*** Opening TEXT SHOWN ***

Nick Hanauer: 09:59 Yeah.

Jessyn Farrell: 09:59 Whether or not that’s true, part of it is that we don’t talk about economic policy in terms of what is best for the broad swath of Americans, and that’s your point about centrism.

Nick Hanauer: 10:09 That’s right, and putting lie to the claim that if you’re making rich people richer, that’s better for everybody, and the Republicans have been great at telling this trickle-down story, the neoliberal story, that what’s good for rich people is good for everyone, and that theory of growth beats no theory of growth, which is where the Democratic Party has been for a very long time.

Jessyn Farrell: 10:29 Yeah, and so that brings me back to that day in the office where you had brought this yardstick, and we were all scratching our heads, wondering what you were doing with a yardstick, and you started talking about this idea of the center being the thing that benefits the vast majority of people, and from that, coming this article, Democrats Must Reclaim the Center by Moving Hard Left-

Nick Hanauer: 10:49 Yeah, that we did in Politico in August, which you should read, dear listeners.

Jessyn Farrell: 10:53 Right, in August. It’s a great article.

Nick Hanauer: 10:54 Yeah. Google that, Democrats Must Reclaim the Center by Moving Hard Left.

Jessyn Farrell: 10:59 Exactly, and then how far we’ve come. Right?

Nick Hanauer: 11:01 Yeah.

Jessyn Farrell: 11:01 So, we put this idea out into the world, and now we are debating is Bernie Sanders a centrist. One might argue, free college, free community college, free college, that’s a centrist.

*** Closing TEXT SHOWN ***
*** Opening MATERIAL SUPPLIED ***

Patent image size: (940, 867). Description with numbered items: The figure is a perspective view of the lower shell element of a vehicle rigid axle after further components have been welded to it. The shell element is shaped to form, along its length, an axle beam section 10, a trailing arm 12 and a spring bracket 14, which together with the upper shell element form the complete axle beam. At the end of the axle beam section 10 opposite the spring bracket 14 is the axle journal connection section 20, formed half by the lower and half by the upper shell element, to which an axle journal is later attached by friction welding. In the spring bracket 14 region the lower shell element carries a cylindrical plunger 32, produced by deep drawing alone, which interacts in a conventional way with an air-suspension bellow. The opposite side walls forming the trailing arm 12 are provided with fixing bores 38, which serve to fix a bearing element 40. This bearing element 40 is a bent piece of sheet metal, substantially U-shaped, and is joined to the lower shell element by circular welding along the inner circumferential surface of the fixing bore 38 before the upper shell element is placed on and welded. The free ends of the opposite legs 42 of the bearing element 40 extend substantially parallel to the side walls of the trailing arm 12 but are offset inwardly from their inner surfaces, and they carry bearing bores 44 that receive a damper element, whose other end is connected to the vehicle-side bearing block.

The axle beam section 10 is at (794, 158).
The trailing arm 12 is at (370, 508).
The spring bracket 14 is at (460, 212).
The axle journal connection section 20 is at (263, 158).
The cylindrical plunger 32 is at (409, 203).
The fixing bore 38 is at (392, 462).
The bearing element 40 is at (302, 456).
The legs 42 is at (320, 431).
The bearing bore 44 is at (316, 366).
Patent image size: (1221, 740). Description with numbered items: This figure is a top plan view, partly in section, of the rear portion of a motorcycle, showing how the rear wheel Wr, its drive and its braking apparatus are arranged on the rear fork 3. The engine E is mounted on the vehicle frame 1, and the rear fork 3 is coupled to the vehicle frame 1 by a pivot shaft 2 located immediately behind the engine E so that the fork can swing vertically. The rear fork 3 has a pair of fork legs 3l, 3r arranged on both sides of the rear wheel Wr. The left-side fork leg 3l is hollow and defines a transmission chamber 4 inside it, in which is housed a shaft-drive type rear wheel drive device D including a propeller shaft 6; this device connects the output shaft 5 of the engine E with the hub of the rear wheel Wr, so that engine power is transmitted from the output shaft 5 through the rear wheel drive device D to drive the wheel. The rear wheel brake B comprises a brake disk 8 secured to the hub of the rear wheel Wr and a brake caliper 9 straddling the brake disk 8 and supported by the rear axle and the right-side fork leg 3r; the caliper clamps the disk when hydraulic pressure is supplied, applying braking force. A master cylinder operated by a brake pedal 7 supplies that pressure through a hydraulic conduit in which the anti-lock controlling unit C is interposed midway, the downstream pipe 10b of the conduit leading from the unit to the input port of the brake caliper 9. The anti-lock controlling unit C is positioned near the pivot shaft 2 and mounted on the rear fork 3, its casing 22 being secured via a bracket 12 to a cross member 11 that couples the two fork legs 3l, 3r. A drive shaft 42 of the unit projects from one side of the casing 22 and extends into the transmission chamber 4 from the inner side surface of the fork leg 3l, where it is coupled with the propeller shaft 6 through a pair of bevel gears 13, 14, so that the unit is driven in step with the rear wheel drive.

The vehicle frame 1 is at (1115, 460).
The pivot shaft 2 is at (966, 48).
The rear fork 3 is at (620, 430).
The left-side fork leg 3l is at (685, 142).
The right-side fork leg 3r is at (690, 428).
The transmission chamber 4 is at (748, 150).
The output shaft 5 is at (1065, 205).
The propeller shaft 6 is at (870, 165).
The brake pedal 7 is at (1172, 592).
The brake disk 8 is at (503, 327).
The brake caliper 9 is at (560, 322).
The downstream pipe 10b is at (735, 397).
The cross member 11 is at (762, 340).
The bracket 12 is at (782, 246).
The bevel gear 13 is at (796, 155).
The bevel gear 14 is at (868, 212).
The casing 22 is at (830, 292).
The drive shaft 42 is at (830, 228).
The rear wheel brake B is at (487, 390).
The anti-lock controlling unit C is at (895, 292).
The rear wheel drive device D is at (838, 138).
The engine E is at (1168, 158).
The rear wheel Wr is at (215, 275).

*** Closing MATERIAL SUPPLIED ***

ACTIVITIES:
A – Summarize the conversation transcript in two sentences.
B – Reproduce the portion of the conversation transcript from "Jessyn Farrell: 10:29" up to and including "read, dear listeners.".

SOLVED TASKS:
A – Jessyn Farrell and Nick Hanauer argue that economic policy should be framed around what is best for the broad swath of Americans, rejecting the trickle-down story that what is good for rich people is good for everyone. Farrell recalls how Hanauer's yardstick and his idea of the center as what benefits the vast majority led to their Politico article "Democrats Must Reclaim the Center by Moving Hard Left," and notes that people are now debating whether Bernie Sanders is a centrist.

B –
Jessyn Farrell: 10:29 Yeah, and so that brings me back to that day in the office where you had brought this yardstick, and we were all scratching our heads, wondering what you were doing with a yardstick, and you started talking about this idea of the center being the thing that benefits the vast majority of people, and from that, coming this article, Democrats Must Reclaim the Center by Moving Hard Left-

Nick Hanauer: 10:49 Yeah, that we did in Politico in August, which you should read, dear listeners.